══ Task input

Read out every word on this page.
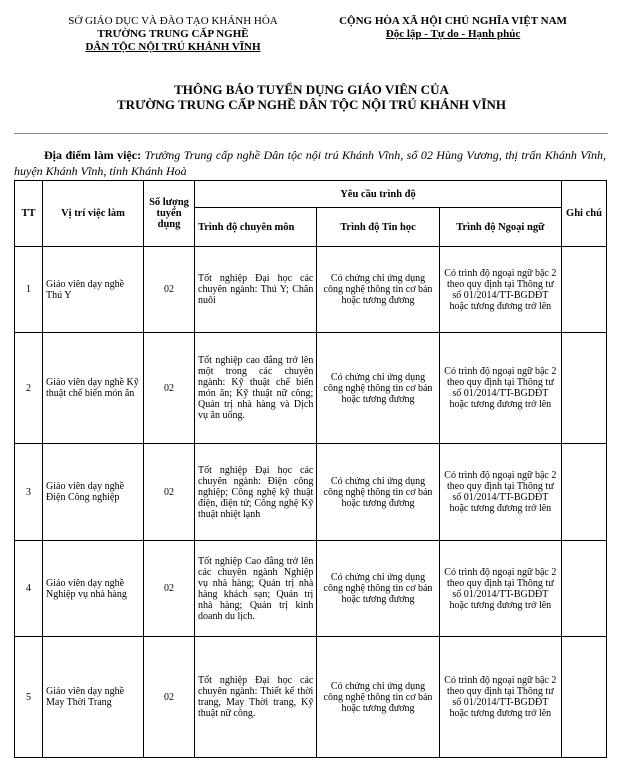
SỞ GIÁO DỤC VÀ ĐÀO TẠO KHÁNH HÒA
TRƯỜNG TRUNG CẤP NGHỀ
DÂN TỘC NỘI TRÚ KHÁNH VĨNH
CỘNG HÒA XÃ HỘI CHỦ NGHĨA VIỆT NAM
Độc lập - Tự do - Hạnh phúc
THÔNG BÁO TUYỂN DỤNG GIÁO VIÊN CỦA
TRƯỜNG TRUNG CẤP NGHỀ DÂN TỘC NỘI TRÚ KHÁNH VĨNH
Địa điểm làm việc: Trường Trung cấp nghề Dân tộc nội trú Khánh Vĩnh, số 02 Hùng Vương, thị trấn Khánh Vĩnh, huyện Khánh Vĩnh, tỉnh Khánh Hoà
TT	Vị trí việc làm	Số lượng tuyển dụng	Yêu cầu trình độ			Ghi chú
			Trình độ chuyên môn	Trình độ Tin học	Trình độ Ngoại ngữ	
1	Giáo viên dạy nghề Thú Y	02	Tốt nghiệp Đại học các chuyên ngành: Thú Y; Chăn nuôi	Có chứng chỉ ứng dụng công nghệ thông tin cơ bản hoặc tương đương	Có trình độ ngoại ngữ bậc 2 theo quy định tại Thông tư số 01/2014/TT-BGDĐT hoặc tương đương trở lên	
2	Giáo viên dạy nghề Kỹ thuật chế biến món ăn	02	Tốt nghiệp cao đẳng trở lên một trong các chuyên ngành: Kỹ thuật chế biến món ăn; Kỹ thuật nữ công; Quản trị nhà hàng và Dịch vụ ăn uống.	Có chứng chỉ ứng dụng công nghệ thông tin cơ bản hoặc tương đương	Có trình độ ngoại ngữ bậc 2 theo quy định tại Thông tư số 01/2014/TT-BGDĐT hoặc tương đương trở lên	
3	Giáo viên dạy nghề Điện Công nghiệp	02	Tốt nghiệp Đại học các chuyên ngành: Điện công nghiệp; Công nghệ kỹ thuật điện, điện tử; Công nghệ Kỹ thuật nhiệt lạnh	Có chứng chỉ ứng dụng công nghệ thông tin cơ bản hoặc tương đương	Có trình độ ngoại ngữ bậc 2 theo quy định tại Thông tư số 01/2014/TT-BGDĐT hoặc tương đương trở lên	
4	Giáo viên dạy nghề Nghiệp vụ nhà hàng	02	Tốt nghiệp Cao đẳng trở lên các chuyên ngành Nghiệp vụ nhà hàng; Quản trị nhà hàng khách sạn; Quản trị nhà hàng; Quản trị kinh doanh du lịch.	Có chứng chỉ ứng dụng công nghệ thông tin cơ bản hoặc tương đương	Có trình độ ngoại ngữ bậc 2 theo quy định tại Thông tư số 01/2014/TT-BGDĐT hoặc tương đương trở lên	
5	Giáo viên dạy nghề May Thời Trang	02	Tốt nghiệp Đại học các chuyên ngành: Thiết kế thời trang, May Thời trang, Kỹ thuật nữ công.	Có chứng chỉ ứng dụng công nghệ thông tin cơ bản hoặc tương đương	Có trình độ ngoại ngữ bậc 2 theo quy định tại Thông tư số 01/2014/TT-BGDĐT hoặc tương đương trở lên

════

• **What needs to be done**
Transcribe every entry above exactly. Omit all pictures.

• **Exercise output**
Read out every word on this page.
SỞ GIÁO DỤC VÀ ĐÀO TẠO KHÁNH HÒA
TRƯỜNG TRUNG CẤP NGHỀ
DÂN TỘC NỘI TRÚ KHÁNH VĨNH
CỘNG HÒA XÃ HỘI CHỦ NGHĨA VIỆT NAM
Độc lập - Tự do - Hạnh phúc
THÔNG BÁO TUYỂN DỤNG GIÁO VIÊN CỦA
TRƯỜNG TRUNG CẤP NGHỀ DÂN TỘC NỘI TRÚ KHÁNH VĨNH
Địa điểm làm việc: Trường Trung cấp nghề Dân tộc nội trú Khánh Vĩnh, số 02 Hùng Vương, thị trấn Khánh Vĩnh, huyện Khánh Vĩnh, tỉnh Khánh Hoà
TT	Vị trí việc làm	Số lượng tuyển dụng	Yêu cầu trình độ			Ghi chú
			Trình độ chuyên môn	Trình độ Tin học	Trình độ Ngoại ngữ	
1	Giáo viên dạy nghề Thú Y	02	Tốt nghiệp Đại học các chuyên ngành: Thú Y; Chăn nuôi	Có chứng chỉ ứng dụng công nghệ thông tin cơ bản hoặc tương đương	Có trình độ ngoại ngữ bậc 2 theo quy định tại Thông tư số 01/2014/TT-BGDĐT hoặc tương đương trở lên	
2	Giáo viên dạy nghề Kỹ thuật chế biến món ăn	02	Tốt nghiệp cao đẳng trở lên một trong các chuyên ngành: Kỹ thuật chế biến món ăn; Kỹ thuật nữ công; Quản trị nhà hàng và Dịch vụ ăn uống.	Có chứng chỉ ứng dụng công nghệ thông tin cơ bản hoặc tương đương	Có trình độ ngoại ngữ bậc 2 theo quy định tại Thông tư số 01/2014/TT-BGDĐT hoặc tương đương trở lên	
3	Giáo viên dạy nghề Điện Công nghiệp	02	Tốt nghiệp Đại học các chuyên ngành: Điện công nghiệp; Công nghệ kỹ thuật điện, điện tử; Công nghệ Kỹ thuật nhiệt lạnh	Có chứng chỉ ứng dụng công nghệ thông tin cơ bản hoặc tương đương	Có trình độ ngoại ngữ bậc 2 theo quy định tại Thông tư số 01/2014/TT-BGDĐT hoặc tương đương trở lên	
4	Giáo viên dạy nghề Nghiệp vụ nhà hàng	02	Tốt nghiệp Cao đẳng trở lên các chuyên ngành Nghiệp vụ nhà hàng; Quản trị nhà hàng khách sạn; Quản trị nhà hàng; Quản trị kinh doanh du lịch.	Có chứng chỉ ứng dụng công nghệ thông tin cơ bản hoặc tương đương	Có trình độ ngoại ngữ bậc 2 theo quy định tại Thông tư số 01/2014/TT-BGDĐT hoặc tương đương trở lên	
5	Giáo viên dạy nghề May Thời Trang	02	Tốt nghiệp Đại học các chuyên ngành: Thiết kế thời trang, May Thời trang, Kỹ thuật nữ công.	Có chứng chỉ ứng dụng công nghệ thông tin cơ bản hoặc tương đương	Có trình độ ngoại ngữ bậc 2 theo quy định tại Thông tư số 01/2014/TT-BGDĐT hoặc tương đương trở lên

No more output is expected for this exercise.